▶ What to work on
Below are the records. List every line holding the word "color".

▶ Input for this task
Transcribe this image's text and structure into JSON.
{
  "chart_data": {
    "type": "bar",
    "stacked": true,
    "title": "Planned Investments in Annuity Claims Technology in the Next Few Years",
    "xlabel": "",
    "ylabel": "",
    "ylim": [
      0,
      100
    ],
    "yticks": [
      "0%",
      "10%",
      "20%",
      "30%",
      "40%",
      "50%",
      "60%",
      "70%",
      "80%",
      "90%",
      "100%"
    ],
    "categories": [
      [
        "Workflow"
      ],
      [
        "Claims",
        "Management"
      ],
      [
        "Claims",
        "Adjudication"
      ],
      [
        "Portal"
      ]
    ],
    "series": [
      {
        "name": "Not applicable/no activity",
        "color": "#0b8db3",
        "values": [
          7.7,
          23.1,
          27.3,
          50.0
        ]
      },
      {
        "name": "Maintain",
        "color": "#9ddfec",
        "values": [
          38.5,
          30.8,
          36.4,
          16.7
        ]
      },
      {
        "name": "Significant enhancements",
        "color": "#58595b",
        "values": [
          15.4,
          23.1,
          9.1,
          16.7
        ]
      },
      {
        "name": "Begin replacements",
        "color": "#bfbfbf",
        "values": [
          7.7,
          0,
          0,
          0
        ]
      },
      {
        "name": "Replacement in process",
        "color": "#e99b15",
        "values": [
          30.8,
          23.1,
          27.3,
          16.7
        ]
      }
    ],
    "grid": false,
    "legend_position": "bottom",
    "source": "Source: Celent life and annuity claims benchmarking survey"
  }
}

▶ The answer
        "color": "#0b8db3",
        "color": "#9ddfec",
        "color": "#58595b",
        "color": "#bfbfbf",
        "color": "#e99b15",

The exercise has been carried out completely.